§ **Data supplied**:

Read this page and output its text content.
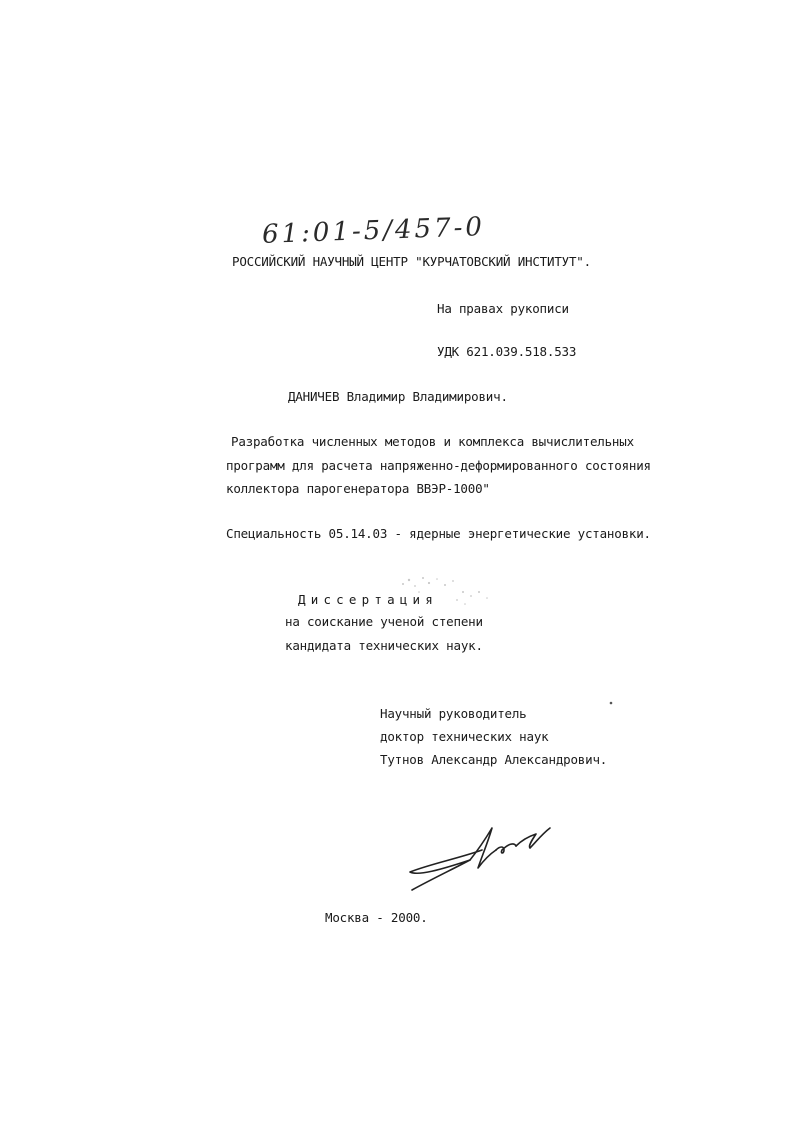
61:01-5/457-0
РОССИЙСКИЙ НАУЧНЫЙ ЦЕНТР "КУРЧАТОВСКИЙ ИНСТИТУТ".
На правах рукописи
УДК 621.039.518.533
ДАНИЧЕВ Владимир Владимирович.
Разработка численных методов и комплекса вычислительных
программ для расчета напряженно-деформированного состояния
коллектора парогенератора ВВЭР-1000"
Специальность 05.14.03 - ядерные энергетические установки.
Диссертация
на соискание ученой степени
кандидата технических наук.
Научный руководитель
доктор технических наук
Тутнов Александр Александрович.
Москва - 2000.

§ **Task requirements**: Transcribe the whole listing, character for character, but not its images.

§ **Response to this task**:
Read this page and output its text content.
61:01-5/457-0
РОССИЙСКИЙ НАУЧНЫЙ ЦЕНТР "КУРЧАТОВСКИЙ ИНСТИТУТ".
На правах рукописи
УДК 621.039.518.533
ДАНИЧЕВ Владимир Владимирович.
Разработка численных методов и комплекса вычислительных
программ для расчета напряженно-деформированного состояния
коллектора парогенератора ВВЭР-1000"
Специальность 05.14.03 - ядерные энергетические установки.
Диссертация
на соискание ученой степени
кандидата технических наук.
Научный руководитель
доктор технических наук
Тутнов Александр Александрович.
Москва - 2000.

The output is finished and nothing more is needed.